AIM OF THE TASK
Return all of the lines below exactly as they are.

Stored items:
#####

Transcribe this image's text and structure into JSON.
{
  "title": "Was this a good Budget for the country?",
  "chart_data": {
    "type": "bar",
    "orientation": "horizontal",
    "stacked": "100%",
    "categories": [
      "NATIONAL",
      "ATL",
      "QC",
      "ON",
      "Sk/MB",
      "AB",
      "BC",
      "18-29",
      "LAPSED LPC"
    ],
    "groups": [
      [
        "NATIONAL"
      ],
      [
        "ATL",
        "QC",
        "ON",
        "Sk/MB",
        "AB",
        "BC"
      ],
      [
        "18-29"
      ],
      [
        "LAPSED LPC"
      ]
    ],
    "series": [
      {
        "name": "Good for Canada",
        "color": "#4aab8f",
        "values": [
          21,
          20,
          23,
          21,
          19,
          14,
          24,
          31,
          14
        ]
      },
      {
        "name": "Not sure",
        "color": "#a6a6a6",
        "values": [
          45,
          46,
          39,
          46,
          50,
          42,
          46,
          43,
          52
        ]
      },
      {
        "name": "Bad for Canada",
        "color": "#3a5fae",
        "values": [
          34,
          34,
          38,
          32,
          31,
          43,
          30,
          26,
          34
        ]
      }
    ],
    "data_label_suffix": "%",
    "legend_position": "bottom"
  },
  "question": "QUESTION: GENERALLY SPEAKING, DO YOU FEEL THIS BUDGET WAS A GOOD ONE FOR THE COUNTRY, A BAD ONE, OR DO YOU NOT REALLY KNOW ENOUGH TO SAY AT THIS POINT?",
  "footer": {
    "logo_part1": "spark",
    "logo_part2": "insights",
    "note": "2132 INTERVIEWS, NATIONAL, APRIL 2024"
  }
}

#####

RESPONSE TO THIS TASK
Transcribe this image's text and structure into JSON.
{
  "title": "Was this a good Budget for the country?",
  "chart_data": {
    "type": "bar",
    "orientation": "horizontal",
    "stacked": "100%",
    "categories": [
      "NATIONAL",
      "ATL",
      "QC",
      "ON",
      "Sk/MB",
      "AB",
      "BC",
      "18-29",
      "LAPSED LPC"
    ],
    "groups": [
      [
        "NATIONAL"
      ],
      [
        "ATL",
        "QC",
        "ON",
        "Sk/MB",
        "AB",
        "BC"
      ],
      [
        "18-29"
      ],
      [
        "LAPSED LPC"
      ]
    ],
    "series": [
      {
        "name": "Good for Canada",
        "color": "#4aab8f",
        "values": [
          21,
          20,
          23,
          21,
          19,
          14,
          24,
          31,
          14
        ]
      },
      {
        "name": "Not sure",
        "color": "#a6a6a6",
        "values": [
          45,
          46,
          39,
          46,
          50,
          42,
          46,
          43,
          52
        ]
      },
      {
        "name": "Bad for Canada",
        "color": "#3a5fae",
        "values": [
          34,
          34,
          38,
          32,
          31,
          43,
          30,
          26,
          34
        ]
      }
    ],
    "data_label_suffix": "%",
    "legend_position": "bottom"
  },
  "question": "QUESTION: GENERALLY SPEAKING, DO YOU FEEL THIS BUDGET WAS A GOOD ONE FOR THE COUNTRY, A BAD ONE, OR DO YOU NOT REALLY KNOW ENOUGH TO SAY AT THIS POINT?",
  "footer": {
    "logo_part1": "spark",
    "logo_part2": "insights",
    "note": "2132 INTERVIEWS, NATIONAL, APRIL 2024"
  }
}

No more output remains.